— Task —
Give the listing again character for character, but drop the images.

===== Data for this task =====

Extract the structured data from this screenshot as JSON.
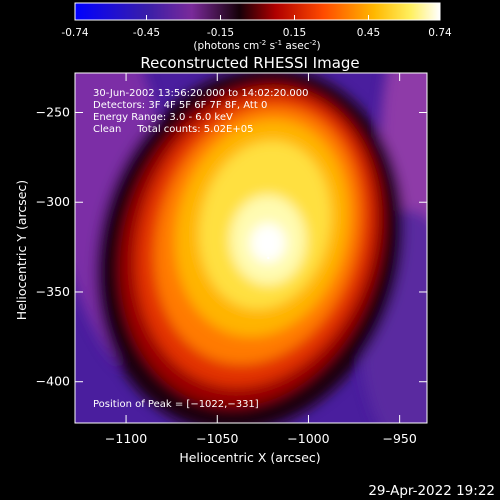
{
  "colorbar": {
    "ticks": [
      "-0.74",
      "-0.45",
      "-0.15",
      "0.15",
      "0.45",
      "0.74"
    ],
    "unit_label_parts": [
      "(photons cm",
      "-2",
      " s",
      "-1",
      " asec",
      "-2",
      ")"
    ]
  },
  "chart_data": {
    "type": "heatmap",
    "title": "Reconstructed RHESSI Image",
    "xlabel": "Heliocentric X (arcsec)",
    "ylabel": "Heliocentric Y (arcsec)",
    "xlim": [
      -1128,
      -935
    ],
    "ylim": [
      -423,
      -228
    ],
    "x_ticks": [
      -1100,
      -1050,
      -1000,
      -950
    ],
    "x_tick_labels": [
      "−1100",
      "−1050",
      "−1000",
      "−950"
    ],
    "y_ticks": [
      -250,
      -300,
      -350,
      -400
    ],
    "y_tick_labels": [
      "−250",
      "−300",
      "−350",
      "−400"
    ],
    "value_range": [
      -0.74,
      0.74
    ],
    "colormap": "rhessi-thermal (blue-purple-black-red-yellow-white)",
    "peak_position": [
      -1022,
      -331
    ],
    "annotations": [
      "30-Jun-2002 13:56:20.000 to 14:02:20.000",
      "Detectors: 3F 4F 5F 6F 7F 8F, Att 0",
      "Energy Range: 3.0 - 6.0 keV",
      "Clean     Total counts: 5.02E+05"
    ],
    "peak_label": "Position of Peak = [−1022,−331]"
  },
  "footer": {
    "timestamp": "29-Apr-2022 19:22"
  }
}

=====

— The reply —
Extract the structured data from this screenshot as JSON.
{
  "colorbar": {
    "ticks": [
      "-0.74",
      "-0.45",
      "-0.15",
      "0.15",
      "0.45",
      "0.74"
    ],
    "unit_label_parts": [
      "(photons cm",
      "-2",
      " s",
      "-1",
      " asec",
      "-2",
      ")"
    ]
  },
  "chart_data": {
    "type": "heatmap",
    "title": "Reconstructed RHESSI Image",
    "xlabel": "Heliocentric X (arcsec)",
    "ylabel": "Heliocentric Y (arcsec)",
    "xlim": [
      -1128,
      -935
    ],
    "ylim": [
      -423,
      -228
    ],
    "x_ticks": [
      -1100,
      -1050,
      -1000,
      -950
    ],
    "x_tick_labels": [
      "−1100",
      "−1050",
      "−1000",
      "−950"
    ],
    "y_ticks": [
      -250,
      -300,
      -350,
      -400
    ],
    "y_tick_labels": [
      "−250",
      "−300",
      "−350",
      "−400"
    ],
    "value_range": [
      -0.74,
      0.74
    ],
    "colormap": "rhessi-thermal (blue-purple-black-red-yellow-white)",
    "peak_position": [
      -1022,
      -331
    ],
    "annotations": [
      "30-Jun-2002 13:56:20.000 to 14:02:20.000",
      "Detectors: 3F 4F 5F 6F 7F 8F, Att 0",
      "Energy Range: 3.0 - 6.0 keV",
      "Clean     Total counts: 5.02E+05"
    ],
    "peak_label": "Position of Peak = [−1022,−331]"
  },
  "footer": {
    "timestamp": "29-Apr-2022 19:22"
  }
}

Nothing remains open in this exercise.